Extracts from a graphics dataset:

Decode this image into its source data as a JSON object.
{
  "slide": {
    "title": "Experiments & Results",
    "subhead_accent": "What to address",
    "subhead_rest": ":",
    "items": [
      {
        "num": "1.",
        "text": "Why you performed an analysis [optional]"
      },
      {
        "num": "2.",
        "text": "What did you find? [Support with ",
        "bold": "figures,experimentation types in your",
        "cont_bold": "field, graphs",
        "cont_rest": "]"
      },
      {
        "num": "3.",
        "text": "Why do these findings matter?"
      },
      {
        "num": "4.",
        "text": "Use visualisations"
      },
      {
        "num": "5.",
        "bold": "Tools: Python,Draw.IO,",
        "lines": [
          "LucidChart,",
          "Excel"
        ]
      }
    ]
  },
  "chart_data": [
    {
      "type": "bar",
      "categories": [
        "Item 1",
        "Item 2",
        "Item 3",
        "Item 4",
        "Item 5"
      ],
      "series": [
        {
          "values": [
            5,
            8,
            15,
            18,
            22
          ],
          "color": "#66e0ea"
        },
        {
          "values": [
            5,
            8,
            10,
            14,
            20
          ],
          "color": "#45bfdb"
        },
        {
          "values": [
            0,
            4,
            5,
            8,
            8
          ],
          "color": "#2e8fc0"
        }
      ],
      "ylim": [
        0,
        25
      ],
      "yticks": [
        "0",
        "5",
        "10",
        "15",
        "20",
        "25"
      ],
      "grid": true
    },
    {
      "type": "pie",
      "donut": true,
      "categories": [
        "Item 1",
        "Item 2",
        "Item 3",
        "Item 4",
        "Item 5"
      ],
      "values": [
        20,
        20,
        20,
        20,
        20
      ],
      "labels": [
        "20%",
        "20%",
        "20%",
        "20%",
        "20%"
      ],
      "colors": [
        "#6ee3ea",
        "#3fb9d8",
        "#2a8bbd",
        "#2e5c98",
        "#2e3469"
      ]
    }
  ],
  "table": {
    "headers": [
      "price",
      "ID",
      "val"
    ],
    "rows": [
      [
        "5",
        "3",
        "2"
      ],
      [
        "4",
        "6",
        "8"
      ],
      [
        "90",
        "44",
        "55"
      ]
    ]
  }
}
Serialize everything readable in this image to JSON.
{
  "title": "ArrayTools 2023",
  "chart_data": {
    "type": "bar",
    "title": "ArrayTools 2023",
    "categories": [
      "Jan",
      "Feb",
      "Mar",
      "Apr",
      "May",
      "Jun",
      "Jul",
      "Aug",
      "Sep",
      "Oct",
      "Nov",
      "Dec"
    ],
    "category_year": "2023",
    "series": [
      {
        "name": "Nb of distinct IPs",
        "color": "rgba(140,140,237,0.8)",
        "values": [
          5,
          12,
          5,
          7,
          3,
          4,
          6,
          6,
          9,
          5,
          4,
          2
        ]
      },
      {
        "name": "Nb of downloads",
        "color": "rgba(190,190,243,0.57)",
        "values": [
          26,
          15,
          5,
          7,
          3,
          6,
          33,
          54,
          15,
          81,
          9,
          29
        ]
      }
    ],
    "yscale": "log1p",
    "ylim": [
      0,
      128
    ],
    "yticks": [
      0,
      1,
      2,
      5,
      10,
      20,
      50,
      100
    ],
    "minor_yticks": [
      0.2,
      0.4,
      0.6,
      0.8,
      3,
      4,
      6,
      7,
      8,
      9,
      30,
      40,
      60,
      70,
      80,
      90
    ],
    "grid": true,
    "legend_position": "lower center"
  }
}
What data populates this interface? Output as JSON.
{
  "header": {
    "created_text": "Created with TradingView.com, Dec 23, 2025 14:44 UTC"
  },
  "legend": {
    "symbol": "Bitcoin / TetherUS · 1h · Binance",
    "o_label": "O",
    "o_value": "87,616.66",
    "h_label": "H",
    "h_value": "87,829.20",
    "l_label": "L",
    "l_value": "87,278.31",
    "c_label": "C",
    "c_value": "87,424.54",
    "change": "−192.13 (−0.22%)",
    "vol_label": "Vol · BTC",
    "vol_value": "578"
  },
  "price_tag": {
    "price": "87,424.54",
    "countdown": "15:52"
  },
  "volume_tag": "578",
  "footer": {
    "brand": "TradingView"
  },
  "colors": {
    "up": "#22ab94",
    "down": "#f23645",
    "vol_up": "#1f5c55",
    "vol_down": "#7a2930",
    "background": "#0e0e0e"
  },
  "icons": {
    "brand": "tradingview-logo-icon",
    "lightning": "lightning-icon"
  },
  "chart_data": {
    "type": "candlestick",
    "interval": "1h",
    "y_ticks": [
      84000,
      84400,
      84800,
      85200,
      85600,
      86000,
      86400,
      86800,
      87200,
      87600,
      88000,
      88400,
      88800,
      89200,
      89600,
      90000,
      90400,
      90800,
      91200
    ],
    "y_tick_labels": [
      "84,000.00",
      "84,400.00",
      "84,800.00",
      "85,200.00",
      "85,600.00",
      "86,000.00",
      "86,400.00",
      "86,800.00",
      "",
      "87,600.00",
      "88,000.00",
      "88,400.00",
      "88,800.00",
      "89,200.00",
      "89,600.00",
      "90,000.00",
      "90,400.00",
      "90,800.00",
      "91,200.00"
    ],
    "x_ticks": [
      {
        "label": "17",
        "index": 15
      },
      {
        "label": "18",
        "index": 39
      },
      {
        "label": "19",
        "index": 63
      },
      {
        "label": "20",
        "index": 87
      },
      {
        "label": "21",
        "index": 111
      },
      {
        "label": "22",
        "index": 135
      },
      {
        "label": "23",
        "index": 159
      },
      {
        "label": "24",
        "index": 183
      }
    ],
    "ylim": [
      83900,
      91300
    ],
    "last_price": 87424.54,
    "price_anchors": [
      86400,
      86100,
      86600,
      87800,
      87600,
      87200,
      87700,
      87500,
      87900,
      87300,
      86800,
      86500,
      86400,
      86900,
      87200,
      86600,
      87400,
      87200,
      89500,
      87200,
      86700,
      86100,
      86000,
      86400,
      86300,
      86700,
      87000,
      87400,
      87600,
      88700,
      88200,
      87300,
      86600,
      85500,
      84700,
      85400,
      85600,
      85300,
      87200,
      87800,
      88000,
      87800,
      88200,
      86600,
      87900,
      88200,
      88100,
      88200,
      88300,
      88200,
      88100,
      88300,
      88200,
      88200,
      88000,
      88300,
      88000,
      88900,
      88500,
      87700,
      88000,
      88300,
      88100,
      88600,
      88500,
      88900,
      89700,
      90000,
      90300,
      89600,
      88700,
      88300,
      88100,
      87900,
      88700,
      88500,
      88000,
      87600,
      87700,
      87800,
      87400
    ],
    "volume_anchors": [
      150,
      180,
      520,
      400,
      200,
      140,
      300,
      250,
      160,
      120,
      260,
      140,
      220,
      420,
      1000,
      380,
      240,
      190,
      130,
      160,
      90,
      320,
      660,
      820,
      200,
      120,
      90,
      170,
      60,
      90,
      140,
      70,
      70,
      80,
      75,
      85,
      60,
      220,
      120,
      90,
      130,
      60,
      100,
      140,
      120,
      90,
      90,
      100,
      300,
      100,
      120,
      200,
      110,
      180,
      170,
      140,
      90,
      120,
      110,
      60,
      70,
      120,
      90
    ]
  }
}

[Goal of the exercise]
Set every line of the listing down word for word.

[Output below]
Decode this image into its source data as a JSON object.
{
  "slide": {
    "title": "Experiments & Results",
    "subhead_accent": "What to address",
    "subhead_rest": ":",
    "items": [
      {
        "num": "1.",
        "text": "Why you performed an analysis [optional]"
      },
      {
        "num": "2.",
        "text": "What did you find? [Support with ",
        "bold": "figures,experimentation types in your",
        "cont_bold": "field, graphs",
        "cont_rest": "]"
      },
      {
        "num": "3.",
        "text": "Why do these findings matter?"
      },
      {
        "num": "4.",
        "text": "Use visualisations"
      },
      {
        "num": "5.",
        "bold": "Tools: Python,Draw.IO,",
        "lines": [
          "LucidChart,",
          "Excel"
        ]
      }
    ]
  },
  "chart_data": [
    {
      "type": "bar",
      "categories": [
        "Item 1",
        "Item 2",
        "Item 3",
        "Item 4",
        "Item 5"
      ],
      "series": [
        {
          "values": [
            5,
            8,
            15,
            18,
            22
          ],
          "color": "#66e0ea"
        },
        {
          "values": [
            5,
            8,
            10,
            14,
            20
          ],
          "color": "#45bfdb"
        },
        {
          "values": [
            0,
            4,
            5,
            8,
            8
          ],
          "color": "#2e8fc0"
        }
      ],
      "ylim": [
        0,
        25
      ],
      "yticks": [
        "0",
        "5",
        "10",
        "15",
        "20",
        "25"
      ],
      "grid": true
    },
    {
      "type": "pie",
      "donut": true,
      "categories": [
        "Item 1",
        "Item 2",
        "Item 3",
        "Item 4",
        "Item 5"
      ],
      "values": [
        20,
        20,
        20,
        20,
        20
      ],
      "labels": [
        "20%",
        "20%",
        "20%",
        "20%",
        "20%"
      ],
      "colors": [
        "#6ee3ea",
        "#3fb9d8",
        "#2a8bbd",
        "#2e5c98",
        "#2e3469"
      ]
    }
  ],
  "table": {
    "headers": [
      "price",
      "ID",
      "val"
    ],
    "rows": [
      [
        "5",
        "3",
        "2"
      ],
      [
        "4",
        "6",
        "8"
      ],
      [
        "90",
        "44",
        "55"
      ]
    ]
  }
}
Serialize everything readable in this image to JSON.
{
  "title": "ArrayTools 2023",
  "chart_data": {
    "type": "bar",
    "title": "ArrayTools 2023",
    "categories": [
      "Jan",
      "Feb",
      "Mar",
      "Apr",
      "May",
      "Jun",
      "Jul",
      "Aug",
      "Sep",
      "Oct",
      "Nov",
      "Dec"
    ],
    "category_year": "2023",
    "series": [
      {
        "name": "Nb of distinct IPs",
        "color": "rgba(140,140,237,0.8)",
        "values": [
          5,
          12,
          5,
          7,
          3,
          4,
          6,
          6,
          9,
          5,
          4,
          2
        ]
      },
      {
        "name": "Nb of downloads",
        "color": "rgba(190,190,243,0.57)",
        "values": [
          26,
          15,
          5,
          7,
          3,
          6,
          33,
          54,
          15,
          81,
          9,
          29
        ]
      }
    ],
    "yscale": "log1p",
    "ylim": [
      0,
      128
    ],
    "yticks": [
      0,
      1,
      2,
      5,
      10,
      20,
      50,
      100
    ],
    "minor_yticks": [
      0.2,
      0.4,
      0.6,
      0.8,
      3,
      4,
      6,
      7,
      8,
      9,
      30,
      40,
      60,
      70,
      80,
      90
    ],
    "grid": true,
    "legend_position": "lower center"
  }
}
What data populates this interface? Output as JSON.
{
  "header": {
    "created_text": "Created with TradingView.com, Dec 23, 2025 14:44 UTC"
  },
  "legend": {
    "symbol": "Bitcoin / TetherUS · 1h · Binance",
    "o_label": "O",
    "o_value": "87,616.66",
    "h_label": "H",
    "h_value": "87,829.20",
    "l_label": "L",
    "l_value": "87,278.31",
    "c_label": "C",
    "c_value": "87,424.54",
    "change": "−192.13 (−0.22%)",
    "vol_label": "Vol · BTC",
    "vol_value": "578"
  },
  "price_tag": {
    "price": "87,424.54",
    "countdown": "15:52"
  },
  "volume_tag": "578",
  "footer": {
    "brand": "TradingView"
  },
  "colors": {
    "up": "#22ab94",
    "down": "#f23645",
    "vol_up": "#1f5c55",
    "vol_down": "#7a2930",
    "background": "#0e0e0e"
  },
  "icons": {
    "brand": "tradingview-logo-icon",
    "lightning": "lightning-icon"
  },
  "chart_data": {
    "type": "candlestick",
    "interval": "1h",
    "y_ticks": [
      84000,
      84400,
      84800,
      85200,
      85600,
      86000,
      86400,
      86800,
      87200,
      87600,
      88000,
      88400,
      88800,
      89200,
      89600,
      90000,
      90400,
      90800,
      91200
    ],
    "y_tick_labels": [
      "84,000.00",
      "84,400.00",
      "84,800.00",
      "85,200.00",
      "85,600.00",
      "86,000.00",
      "86,400.00",
      "86,800.00",
      "",
      "87,600.00",
      "88,000.00",
      "88,400.00",
      "88,800.00",
      "89,200.00",
      "89,600.00",
      "90,000.00",
      "90,400.00",
      "90,800.00",
      "91,200.00"
    ],
    "x_ticks": [
      {
        "label": "17",
        "index": 15
      },
      {
        "label": "18",
        "index": 39
      },
      {
        "label": "19",
        "index": 63
      },
      {
        "label": "20",
        "index": 87
      },
      {
        "label": "21",
        "index": 111
      },
      {
        "label": "22",
        "index": 135
      },
      {
        "label": "23",
        "index": 159
      },
      {
        "label": "24",
        "index": 183
      }
    ],
    "ylim": [
      83900,
      91300
    ],
    "last_price": 87424.54,
    "price_anchors": [
      86400,
      86100,
      86600,
      87800,
      87600,
      87200,
      87700,
      87500,
      87900,
      87300,
      86800,
      86500,
      86400,
      86900,
      87200,
      86600,
      87400,
      87200,
      89500,
      87200,
      86700,
      86100,
      86000,
      86400,
      86300,
      86700,
      87000,
      87400,
      87600,
      88700,
      88200,
      87300,
      86600,
      85500,
      84700,
      85400,
      85600,
      85300,
      87200,
      87800,
      88000,
      87800,
      88200,
      86600,
      87900,
      88200,
      88100,
      88200,
      88300,
      88200,
      88100,
      88300,
      88200,
      88200,
      88000,
      88300,
      88000,
      88900,
      88500,
      87700,
      88000,
      88300,
      88100,
      88600,
      88500,
      88900,
      89700,
      90000,
      90300,
      89600,
      88700,
      88300,
      88100,
      87900,
      88700,
      88500,
      88000,
      87600,
      87700,
      87800,
      87400
    ],
    "volume_anchors": [
      150,
      180,
      520,
      400,
      200,
      140,
      300,
      250,
      160,
      120,
      260,
      140,
      220,
      420,
      1000,
      380,
      240,
      190,
      130,
      160,
      90,
      320,
      660,
      820,
      200,
      120,
      90,
      170,
      60,
      90,
      140,
      70,
      70,
      80,
      75,
      85,
      60,
      220,
      120,
      90,
      130,
      60,
      100,
      140,
      120,
      90,
      90,
      100,
      300,
      100,
      120,
      200,
      110,
      180,
      170,
      140,
      90,
      120,
      110,
      60,
      70,
      120,
      90
    ]
  }
}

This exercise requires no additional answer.